• What the exercise asks: Find the word "казенное" in the listing; pull out each line holding it.

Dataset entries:
= = = =

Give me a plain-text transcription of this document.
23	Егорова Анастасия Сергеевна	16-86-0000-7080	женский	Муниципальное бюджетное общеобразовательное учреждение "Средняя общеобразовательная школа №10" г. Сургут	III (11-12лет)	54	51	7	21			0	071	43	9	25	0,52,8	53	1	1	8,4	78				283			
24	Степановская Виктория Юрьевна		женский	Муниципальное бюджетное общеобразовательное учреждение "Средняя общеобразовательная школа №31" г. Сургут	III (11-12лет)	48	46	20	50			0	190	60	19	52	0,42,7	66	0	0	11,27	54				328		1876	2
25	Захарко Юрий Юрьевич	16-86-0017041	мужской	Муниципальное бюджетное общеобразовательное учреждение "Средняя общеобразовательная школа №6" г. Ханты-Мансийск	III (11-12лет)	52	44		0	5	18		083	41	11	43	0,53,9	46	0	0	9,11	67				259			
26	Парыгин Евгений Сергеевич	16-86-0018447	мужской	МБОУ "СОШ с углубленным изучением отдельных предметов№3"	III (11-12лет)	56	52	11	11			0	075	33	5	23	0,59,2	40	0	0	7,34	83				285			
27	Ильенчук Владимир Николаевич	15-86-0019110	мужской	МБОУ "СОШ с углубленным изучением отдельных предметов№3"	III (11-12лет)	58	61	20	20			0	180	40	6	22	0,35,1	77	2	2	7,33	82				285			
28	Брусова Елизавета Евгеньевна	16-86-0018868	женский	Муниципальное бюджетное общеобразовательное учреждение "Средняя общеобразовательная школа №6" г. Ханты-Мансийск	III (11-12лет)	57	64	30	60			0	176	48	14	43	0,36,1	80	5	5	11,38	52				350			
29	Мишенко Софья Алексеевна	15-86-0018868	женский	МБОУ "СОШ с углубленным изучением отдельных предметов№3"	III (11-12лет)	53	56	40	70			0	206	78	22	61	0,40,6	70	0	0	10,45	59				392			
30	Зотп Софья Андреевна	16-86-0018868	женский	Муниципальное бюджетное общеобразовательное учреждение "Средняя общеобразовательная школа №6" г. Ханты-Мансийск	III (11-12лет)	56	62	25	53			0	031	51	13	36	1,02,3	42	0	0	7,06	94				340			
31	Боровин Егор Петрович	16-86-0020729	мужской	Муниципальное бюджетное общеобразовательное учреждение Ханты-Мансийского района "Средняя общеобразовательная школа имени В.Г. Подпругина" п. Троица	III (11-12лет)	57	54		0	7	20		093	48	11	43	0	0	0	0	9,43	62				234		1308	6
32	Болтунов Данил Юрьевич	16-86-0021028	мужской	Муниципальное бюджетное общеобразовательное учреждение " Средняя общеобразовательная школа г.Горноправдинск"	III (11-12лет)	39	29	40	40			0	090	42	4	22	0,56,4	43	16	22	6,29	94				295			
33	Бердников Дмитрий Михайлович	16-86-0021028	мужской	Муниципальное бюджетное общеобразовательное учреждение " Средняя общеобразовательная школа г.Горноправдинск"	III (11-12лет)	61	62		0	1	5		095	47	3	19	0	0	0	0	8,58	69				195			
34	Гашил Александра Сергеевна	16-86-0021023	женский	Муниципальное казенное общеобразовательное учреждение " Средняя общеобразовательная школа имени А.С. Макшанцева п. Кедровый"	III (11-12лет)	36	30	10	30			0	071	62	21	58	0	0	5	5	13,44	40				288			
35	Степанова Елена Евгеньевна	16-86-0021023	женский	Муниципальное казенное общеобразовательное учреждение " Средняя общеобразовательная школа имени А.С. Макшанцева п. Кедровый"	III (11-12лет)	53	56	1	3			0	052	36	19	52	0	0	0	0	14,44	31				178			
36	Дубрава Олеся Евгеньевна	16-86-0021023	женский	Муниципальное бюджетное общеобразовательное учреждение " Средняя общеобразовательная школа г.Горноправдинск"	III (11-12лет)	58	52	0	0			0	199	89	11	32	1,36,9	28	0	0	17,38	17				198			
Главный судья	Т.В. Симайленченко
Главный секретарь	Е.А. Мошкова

= = = =

• Solution:
34	Гашил Александра Сергеевна	16-86-0021023	женский	Муниципальное казенное общеобразовательное учреждение " Средняя общеобразовательная школа имени А.С. Макшанцева п. Кедровый"	III (11-12лет)	36	30	10	30			0	071	62	21	58	0	0	5	5	13,44	40				288			
35	Степанова Елена Евгеньевна	16-86-0021023	женский	Муниципальное казенное общеобразовательное учреждение " Средняя общеобразовательная школа имени А.С. Макшанцева п. Кедровый"	III (11-12лет)	53	56	1	3			0	052	36	19	52	0	0	0	0	14,44	31				178			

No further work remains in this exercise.